### LISTED ENTRIES
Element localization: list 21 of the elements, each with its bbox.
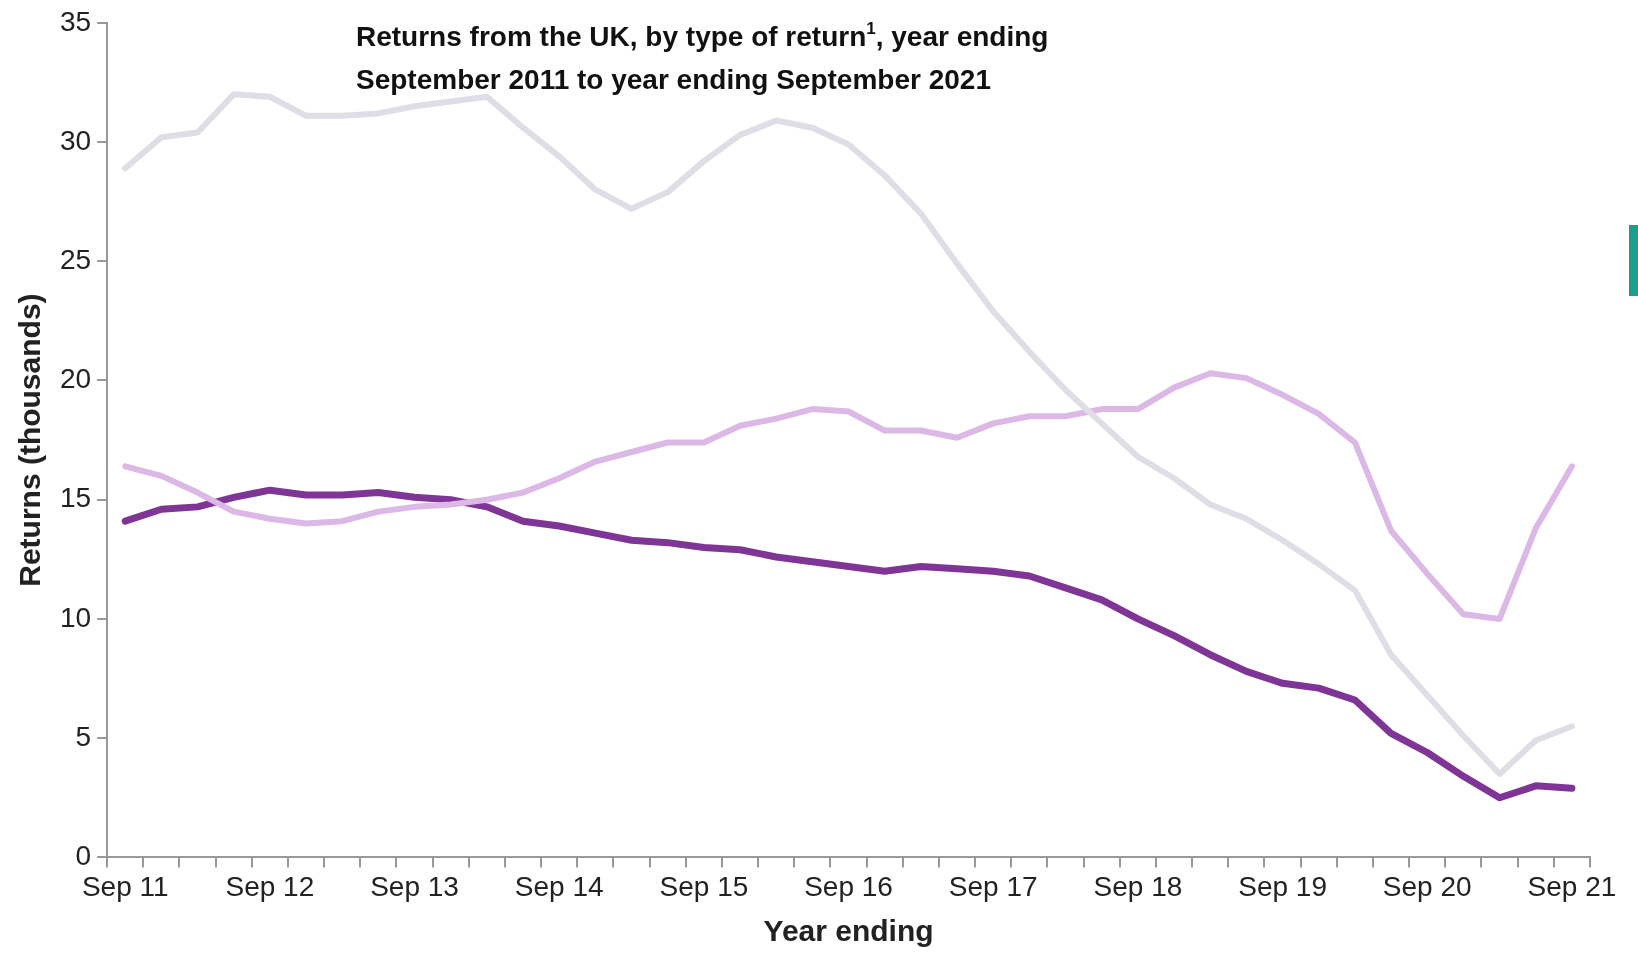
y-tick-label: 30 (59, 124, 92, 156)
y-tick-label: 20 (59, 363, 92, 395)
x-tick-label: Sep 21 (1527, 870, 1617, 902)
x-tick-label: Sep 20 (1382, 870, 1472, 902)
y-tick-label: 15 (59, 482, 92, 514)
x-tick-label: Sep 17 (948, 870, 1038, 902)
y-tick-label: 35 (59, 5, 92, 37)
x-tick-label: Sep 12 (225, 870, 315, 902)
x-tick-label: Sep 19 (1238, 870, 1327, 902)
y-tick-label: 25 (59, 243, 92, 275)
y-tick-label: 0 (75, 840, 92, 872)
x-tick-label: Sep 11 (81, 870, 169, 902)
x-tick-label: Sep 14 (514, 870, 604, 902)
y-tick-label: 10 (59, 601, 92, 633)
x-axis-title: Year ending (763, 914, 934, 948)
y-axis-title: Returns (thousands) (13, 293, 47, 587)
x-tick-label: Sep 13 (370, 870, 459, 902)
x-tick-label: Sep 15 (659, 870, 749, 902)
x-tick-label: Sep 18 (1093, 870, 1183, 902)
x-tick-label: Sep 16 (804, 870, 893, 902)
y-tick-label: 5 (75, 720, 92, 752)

### WHAT YOU ARE ASKED TO DO
Reproduce the entries above, starting at the line that contains "y-tick-label: 30 (59, 124, 92, 156)" and stopping after the line that contains "x-tick-label: Sep 13 (370, 870, 459, 902)".

### TASK ANSWER
y-tick-label: 30 (59, 124, 92, 156)
y-tick-label: 20 (59, 363, 92, 395)
x-tick-label: Sep 21 (1527, 870, 1617, 902)
x-tick-label: Sep 20 (1382, 870, 1472, 902)
y-tick-label: 15 (59, 482, 92, 514)
x-tick-label: Sep 17 (948, 870, 1038, 902)
y-tick-label: 35 (59, 5, 92, 37)
x-tick-label: Sep 12 (225, 870, 315, 902)
x-tick-label: Sep 19 (1238, 870, 1327, 902)
y-tick-label: 25 (59, 243, 92, 275)
y-tick-label: 0 (75, 840, 92, 872)
x-tick-label: Sep 11 (81, 870, 169, 902)
x-tick-label: Sep 14 (514, 870, 604, 902)
y-tick-label: 10 (59, 601, 92, 633)
x-axis-title: Year ending (763, 914, 934, 948)
y-axis-title: Returns (thousands) (13, 293, 47, 587)
x-tick-label: Sep 13 (370, 870, 459, 902)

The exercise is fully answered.